* [WORK TO COMPLETE]
From the listing below, pull out all lines with "immunoanalyzer" in them.

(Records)
■ ■ ■ ■

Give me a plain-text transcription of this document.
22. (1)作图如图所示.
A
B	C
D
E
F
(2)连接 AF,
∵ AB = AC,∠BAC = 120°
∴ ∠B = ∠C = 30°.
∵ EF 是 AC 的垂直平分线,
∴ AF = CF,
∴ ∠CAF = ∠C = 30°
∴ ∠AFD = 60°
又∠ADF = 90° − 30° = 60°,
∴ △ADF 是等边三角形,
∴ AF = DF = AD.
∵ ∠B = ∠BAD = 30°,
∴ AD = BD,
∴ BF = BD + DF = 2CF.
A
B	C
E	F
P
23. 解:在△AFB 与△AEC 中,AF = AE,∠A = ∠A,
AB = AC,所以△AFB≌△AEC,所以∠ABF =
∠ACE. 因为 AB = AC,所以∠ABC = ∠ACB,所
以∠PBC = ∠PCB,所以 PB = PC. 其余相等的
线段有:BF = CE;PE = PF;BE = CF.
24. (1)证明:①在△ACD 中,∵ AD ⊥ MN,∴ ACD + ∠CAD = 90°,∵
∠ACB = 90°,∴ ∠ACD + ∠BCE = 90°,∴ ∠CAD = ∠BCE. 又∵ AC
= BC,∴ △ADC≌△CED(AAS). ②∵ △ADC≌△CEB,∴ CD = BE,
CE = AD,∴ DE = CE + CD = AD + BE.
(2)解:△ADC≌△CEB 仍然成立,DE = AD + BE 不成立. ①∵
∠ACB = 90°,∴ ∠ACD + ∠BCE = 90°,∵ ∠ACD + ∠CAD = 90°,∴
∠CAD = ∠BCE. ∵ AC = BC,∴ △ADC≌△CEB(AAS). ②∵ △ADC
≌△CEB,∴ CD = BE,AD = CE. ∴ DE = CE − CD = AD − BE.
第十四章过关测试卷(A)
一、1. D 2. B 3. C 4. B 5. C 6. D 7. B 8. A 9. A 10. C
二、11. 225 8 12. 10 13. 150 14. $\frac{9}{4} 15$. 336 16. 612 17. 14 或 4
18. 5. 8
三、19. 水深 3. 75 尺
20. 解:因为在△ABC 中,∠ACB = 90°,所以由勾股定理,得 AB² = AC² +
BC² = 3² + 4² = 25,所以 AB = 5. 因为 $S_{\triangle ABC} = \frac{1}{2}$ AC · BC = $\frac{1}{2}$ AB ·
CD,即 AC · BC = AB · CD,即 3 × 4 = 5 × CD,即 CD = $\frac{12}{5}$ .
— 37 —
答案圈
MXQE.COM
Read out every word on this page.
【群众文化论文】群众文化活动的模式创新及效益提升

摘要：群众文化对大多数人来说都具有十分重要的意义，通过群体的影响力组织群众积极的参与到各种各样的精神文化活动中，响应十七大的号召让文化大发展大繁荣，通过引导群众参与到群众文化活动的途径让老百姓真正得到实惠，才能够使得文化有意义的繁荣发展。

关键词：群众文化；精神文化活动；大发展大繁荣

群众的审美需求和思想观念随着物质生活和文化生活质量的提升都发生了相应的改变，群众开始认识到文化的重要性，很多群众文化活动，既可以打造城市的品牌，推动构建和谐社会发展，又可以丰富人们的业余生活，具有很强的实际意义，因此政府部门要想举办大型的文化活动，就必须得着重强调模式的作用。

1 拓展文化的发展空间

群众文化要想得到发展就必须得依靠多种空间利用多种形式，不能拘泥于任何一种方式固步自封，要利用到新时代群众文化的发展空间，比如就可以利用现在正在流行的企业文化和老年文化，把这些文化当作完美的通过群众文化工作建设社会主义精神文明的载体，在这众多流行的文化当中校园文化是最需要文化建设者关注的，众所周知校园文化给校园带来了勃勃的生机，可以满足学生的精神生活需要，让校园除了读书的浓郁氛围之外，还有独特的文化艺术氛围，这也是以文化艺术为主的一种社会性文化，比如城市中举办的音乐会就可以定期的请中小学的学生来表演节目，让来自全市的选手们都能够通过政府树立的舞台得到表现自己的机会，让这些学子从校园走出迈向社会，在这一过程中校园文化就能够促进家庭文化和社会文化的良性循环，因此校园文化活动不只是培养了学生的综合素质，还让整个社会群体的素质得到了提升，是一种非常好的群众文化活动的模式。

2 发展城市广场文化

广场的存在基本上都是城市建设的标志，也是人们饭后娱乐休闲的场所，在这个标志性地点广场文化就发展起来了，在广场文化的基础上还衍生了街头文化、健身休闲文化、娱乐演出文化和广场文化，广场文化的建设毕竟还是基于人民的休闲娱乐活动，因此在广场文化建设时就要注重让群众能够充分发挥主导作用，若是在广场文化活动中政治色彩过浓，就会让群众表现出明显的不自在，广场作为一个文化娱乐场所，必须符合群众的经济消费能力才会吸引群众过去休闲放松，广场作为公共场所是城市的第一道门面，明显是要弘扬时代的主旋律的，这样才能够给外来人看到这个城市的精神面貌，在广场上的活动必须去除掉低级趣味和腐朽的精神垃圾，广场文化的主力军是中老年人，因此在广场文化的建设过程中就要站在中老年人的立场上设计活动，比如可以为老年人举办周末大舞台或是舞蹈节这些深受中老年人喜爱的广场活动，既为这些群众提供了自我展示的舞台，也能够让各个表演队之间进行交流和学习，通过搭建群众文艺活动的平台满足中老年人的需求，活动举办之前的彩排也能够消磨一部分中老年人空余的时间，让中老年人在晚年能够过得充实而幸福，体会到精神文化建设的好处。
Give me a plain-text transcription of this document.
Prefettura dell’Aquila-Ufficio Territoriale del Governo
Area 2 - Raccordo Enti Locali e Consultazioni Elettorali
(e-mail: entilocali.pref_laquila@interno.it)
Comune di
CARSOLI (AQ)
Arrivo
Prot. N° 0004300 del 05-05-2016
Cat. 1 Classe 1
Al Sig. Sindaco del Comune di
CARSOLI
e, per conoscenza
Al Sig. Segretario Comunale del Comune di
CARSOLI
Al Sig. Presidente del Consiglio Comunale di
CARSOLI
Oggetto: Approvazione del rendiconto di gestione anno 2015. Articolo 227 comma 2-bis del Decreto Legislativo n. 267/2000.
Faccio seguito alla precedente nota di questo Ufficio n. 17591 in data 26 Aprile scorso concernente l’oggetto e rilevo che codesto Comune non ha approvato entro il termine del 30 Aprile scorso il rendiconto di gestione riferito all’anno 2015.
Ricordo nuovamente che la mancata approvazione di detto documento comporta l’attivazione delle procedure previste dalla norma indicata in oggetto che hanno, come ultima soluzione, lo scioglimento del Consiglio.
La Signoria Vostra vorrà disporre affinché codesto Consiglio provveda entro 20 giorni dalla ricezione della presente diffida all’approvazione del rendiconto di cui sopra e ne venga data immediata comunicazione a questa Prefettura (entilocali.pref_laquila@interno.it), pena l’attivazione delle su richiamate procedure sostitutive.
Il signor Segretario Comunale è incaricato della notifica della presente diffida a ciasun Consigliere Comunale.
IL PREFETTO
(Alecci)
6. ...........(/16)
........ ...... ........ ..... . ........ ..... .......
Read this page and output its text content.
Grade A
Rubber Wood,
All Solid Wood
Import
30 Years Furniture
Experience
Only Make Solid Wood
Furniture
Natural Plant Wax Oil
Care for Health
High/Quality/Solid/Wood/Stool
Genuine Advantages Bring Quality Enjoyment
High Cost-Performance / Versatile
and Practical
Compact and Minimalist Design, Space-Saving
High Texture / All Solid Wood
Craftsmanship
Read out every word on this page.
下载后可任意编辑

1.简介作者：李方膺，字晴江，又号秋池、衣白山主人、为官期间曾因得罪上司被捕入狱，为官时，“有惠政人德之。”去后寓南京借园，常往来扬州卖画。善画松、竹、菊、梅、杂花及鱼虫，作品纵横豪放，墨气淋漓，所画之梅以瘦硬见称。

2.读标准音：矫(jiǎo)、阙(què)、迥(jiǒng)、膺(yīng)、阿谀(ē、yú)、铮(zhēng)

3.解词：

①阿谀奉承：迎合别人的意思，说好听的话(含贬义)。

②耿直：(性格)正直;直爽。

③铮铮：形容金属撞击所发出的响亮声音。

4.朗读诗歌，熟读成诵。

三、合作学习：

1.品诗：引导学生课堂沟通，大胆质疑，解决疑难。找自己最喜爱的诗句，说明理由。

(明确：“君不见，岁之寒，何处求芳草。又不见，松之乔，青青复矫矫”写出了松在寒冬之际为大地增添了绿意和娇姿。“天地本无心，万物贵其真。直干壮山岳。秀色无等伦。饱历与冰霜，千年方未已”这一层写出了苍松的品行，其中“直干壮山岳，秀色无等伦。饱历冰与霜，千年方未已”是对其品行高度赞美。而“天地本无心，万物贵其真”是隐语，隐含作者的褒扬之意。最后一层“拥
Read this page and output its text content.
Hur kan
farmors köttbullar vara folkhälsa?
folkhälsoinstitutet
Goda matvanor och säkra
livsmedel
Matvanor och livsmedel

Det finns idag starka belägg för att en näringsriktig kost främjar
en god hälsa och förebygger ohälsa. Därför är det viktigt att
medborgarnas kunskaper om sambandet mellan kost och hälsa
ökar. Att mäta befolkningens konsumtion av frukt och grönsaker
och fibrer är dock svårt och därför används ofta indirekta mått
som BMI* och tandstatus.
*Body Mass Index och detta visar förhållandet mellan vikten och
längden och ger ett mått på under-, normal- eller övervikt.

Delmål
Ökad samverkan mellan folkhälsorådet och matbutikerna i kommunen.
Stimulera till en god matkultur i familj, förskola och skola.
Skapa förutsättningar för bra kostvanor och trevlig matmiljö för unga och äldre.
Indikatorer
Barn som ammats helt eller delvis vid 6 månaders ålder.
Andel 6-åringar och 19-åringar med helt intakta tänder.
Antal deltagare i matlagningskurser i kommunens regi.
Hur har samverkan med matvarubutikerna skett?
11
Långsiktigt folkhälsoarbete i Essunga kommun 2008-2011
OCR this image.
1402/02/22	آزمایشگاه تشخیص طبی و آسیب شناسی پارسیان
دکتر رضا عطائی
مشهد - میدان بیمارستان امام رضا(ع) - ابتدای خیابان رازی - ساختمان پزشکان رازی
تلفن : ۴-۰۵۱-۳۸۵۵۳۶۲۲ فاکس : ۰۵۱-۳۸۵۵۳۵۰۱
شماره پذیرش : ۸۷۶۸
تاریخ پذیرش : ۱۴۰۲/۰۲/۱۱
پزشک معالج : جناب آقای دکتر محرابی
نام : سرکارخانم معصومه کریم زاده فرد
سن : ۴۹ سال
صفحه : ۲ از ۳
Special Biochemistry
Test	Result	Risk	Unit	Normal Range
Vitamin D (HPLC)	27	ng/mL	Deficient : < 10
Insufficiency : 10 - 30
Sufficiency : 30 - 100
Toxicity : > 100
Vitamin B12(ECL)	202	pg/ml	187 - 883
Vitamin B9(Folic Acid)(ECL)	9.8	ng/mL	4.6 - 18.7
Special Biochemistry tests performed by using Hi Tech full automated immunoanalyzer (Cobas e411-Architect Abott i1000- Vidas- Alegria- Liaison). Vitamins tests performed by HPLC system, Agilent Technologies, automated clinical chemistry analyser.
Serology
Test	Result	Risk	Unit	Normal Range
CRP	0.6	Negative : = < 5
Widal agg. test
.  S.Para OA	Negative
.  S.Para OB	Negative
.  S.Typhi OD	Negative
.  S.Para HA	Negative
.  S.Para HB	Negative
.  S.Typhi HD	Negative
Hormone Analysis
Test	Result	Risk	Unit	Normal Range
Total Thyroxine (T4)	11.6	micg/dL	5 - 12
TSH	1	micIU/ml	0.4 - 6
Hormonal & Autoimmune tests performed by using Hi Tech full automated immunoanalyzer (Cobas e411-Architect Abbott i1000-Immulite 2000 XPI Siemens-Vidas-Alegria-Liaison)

■ ■ ■ ■

* [EXPECTED ANSWER]
Special Biochemistry tests performed by using Hi Tech full automated immunoanalyzer (Cobas e411-Architect Abott i1000- Vidas- Alegria- Liaison). Vitamins tests performed by HPLC system, Agilent Technologies, automated clinical chemistry analyser.
Hormonal & Autoimmune tests performed by using Hi Tech full automated immunoanalyzer (Cobas e411-Architect Abbott i1000-Immulite 2000 XPI Siemens-Vidas-Alegria-Liaison)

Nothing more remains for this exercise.